■ REQUIRED TASK:
Find and copy every line in the records that includes the string "JSON".

Stored items from a collection:
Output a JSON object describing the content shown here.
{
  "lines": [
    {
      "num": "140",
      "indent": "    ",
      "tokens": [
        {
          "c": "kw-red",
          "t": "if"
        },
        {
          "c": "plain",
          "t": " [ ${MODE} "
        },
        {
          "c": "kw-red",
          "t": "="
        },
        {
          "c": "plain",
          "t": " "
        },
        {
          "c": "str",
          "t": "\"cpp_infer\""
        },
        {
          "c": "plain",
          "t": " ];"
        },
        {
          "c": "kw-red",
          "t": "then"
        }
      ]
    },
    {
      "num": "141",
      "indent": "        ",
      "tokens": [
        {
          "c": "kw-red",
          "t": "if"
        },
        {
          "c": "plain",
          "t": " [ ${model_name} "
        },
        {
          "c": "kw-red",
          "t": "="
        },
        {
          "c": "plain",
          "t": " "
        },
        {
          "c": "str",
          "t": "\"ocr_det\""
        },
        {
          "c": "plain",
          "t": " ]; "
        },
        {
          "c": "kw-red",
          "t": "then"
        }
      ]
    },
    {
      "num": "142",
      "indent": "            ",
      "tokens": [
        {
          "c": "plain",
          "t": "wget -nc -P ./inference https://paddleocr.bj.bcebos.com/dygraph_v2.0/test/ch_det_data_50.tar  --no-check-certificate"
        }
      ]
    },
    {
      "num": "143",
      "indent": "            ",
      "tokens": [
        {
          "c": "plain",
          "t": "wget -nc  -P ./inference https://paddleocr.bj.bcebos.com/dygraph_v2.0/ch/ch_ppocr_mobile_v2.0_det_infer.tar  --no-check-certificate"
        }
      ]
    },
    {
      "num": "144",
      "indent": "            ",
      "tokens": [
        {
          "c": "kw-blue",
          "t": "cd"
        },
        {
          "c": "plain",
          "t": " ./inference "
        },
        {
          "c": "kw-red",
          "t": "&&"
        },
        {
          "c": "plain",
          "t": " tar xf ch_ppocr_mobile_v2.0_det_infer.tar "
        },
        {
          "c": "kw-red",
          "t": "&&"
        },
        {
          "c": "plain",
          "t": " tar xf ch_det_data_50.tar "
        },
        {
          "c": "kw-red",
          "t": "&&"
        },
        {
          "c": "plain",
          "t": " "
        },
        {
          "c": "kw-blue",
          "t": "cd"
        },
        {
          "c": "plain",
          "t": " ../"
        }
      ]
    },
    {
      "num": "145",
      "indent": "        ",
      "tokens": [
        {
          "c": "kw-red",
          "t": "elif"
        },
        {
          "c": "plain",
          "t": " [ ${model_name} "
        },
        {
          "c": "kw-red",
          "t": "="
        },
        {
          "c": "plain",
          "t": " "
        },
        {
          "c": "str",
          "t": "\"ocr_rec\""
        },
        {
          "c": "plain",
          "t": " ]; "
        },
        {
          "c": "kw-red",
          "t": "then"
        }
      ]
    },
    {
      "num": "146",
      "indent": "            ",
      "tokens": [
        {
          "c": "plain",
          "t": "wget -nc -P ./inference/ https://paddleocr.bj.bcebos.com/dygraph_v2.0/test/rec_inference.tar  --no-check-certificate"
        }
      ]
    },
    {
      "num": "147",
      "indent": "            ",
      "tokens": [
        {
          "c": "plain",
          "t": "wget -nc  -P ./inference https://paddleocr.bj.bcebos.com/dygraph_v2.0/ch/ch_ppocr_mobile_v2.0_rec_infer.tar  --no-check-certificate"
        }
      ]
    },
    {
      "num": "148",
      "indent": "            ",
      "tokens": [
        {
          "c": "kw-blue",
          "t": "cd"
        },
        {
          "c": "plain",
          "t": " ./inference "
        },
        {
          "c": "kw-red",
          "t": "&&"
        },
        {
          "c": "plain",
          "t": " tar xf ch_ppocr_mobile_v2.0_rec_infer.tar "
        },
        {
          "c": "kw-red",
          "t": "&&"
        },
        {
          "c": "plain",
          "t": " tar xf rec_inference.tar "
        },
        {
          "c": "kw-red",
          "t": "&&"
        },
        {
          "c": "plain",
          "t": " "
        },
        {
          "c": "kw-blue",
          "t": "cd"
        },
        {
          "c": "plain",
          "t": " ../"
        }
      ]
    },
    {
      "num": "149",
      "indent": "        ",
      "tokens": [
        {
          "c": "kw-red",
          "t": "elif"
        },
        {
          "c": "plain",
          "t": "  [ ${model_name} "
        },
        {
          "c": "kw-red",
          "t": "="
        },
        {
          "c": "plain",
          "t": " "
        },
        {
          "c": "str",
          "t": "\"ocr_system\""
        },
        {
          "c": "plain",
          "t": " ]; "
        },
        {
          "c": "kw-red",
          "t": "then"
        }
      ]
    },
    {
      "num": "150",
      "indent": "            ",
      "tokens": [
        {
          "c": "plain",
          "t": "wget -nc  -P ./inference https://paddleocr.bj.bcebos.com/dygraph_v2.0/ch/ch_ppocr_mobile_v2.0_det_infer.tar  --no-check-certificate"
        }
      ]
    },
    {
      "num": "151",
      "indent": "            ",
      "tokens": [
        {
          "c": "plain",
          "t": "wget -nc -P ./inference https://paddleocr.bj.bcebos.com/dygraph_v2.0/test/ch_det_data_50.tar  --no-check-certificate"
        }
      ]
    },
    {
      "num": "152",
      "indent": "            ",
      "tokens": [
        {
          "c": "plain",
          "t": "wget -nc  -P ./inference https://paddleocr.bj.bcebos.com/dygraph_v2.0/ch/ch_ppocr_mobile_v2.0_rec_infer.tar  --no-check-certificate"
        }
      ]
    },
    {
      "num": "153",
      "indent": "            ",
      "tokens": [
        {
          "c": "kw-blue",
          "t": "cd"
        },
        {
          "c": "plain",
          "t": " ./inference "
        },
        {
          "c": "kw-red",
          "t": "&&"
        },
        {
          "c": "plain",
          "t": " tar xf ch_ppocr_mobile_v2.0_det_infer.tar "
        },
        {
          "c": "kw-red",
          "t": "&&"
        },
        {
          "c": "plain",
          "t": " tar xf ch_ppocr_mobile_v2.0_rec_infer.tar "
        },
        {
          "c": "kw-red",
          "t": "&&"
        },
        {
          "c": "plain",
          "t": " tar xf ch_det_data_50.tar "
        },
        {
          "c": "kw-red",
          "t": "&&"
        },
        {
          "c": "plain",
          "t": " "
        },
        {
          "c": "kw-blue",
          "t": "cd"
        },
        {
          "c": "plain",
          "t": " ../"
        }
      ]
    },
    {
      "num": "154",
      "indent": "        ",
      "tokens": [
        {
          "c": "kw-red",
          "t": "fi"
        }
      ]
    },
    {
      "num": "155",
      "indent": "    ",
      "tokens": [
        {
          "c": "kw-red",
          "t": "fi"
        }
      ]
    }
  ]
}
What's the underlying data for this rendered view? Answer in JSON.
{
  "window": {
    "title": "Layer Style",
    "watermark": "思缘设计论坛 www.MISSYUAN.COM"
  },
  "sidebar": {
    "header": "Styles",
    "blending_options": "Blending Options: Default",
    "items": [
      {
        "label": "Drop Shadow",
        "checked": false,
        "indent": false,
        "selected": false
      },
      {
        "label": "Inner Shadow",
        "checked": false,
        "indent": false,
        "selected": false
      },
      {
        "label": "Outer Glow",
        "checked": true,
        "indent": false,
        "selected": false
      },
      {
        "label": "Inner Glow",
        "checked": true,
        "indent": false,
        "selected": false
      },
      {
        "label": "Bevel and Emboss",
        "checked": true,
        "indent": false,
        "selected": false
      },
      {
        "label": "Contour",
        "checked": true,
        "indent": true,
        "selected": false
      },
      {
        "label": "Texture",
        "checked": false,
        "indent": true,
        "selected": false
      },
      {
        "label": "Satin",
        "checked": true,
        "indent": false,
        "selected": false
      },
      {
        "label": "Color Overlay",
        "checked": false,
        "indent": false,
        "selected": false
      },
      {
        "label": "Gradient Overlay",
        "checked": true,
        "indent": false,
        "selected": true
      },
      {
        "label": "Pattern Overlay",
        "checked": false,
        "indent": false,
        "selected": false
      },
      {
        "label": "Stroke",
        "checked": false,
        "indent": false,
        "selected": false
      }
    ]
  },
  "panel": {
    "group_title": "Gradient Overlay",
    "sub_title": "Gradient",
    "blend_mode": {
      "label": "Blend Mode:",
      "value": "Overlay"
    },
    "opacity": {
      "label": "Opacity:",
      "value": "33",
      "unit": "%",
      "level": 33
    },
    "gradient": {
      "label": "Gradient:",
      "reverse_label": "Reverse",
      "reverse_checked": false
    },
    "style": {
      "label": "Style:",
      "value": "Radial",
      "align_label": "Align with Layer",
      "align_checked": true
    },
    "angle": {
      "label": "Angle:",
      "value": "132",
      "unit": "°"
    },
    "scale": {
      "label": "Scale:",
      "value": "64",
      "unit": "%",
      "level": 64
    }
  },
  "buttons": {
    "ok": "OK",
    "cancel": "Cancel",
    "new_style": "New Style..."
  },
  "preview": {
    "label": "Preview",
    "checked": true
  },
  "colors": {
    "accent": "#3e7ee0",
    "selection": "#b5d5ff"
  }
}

■ RESPONSE TO THE EXERCISE:
Output a JSON object describing the content shown here.
What's the underlying data for this rendered view? Answer in JSON.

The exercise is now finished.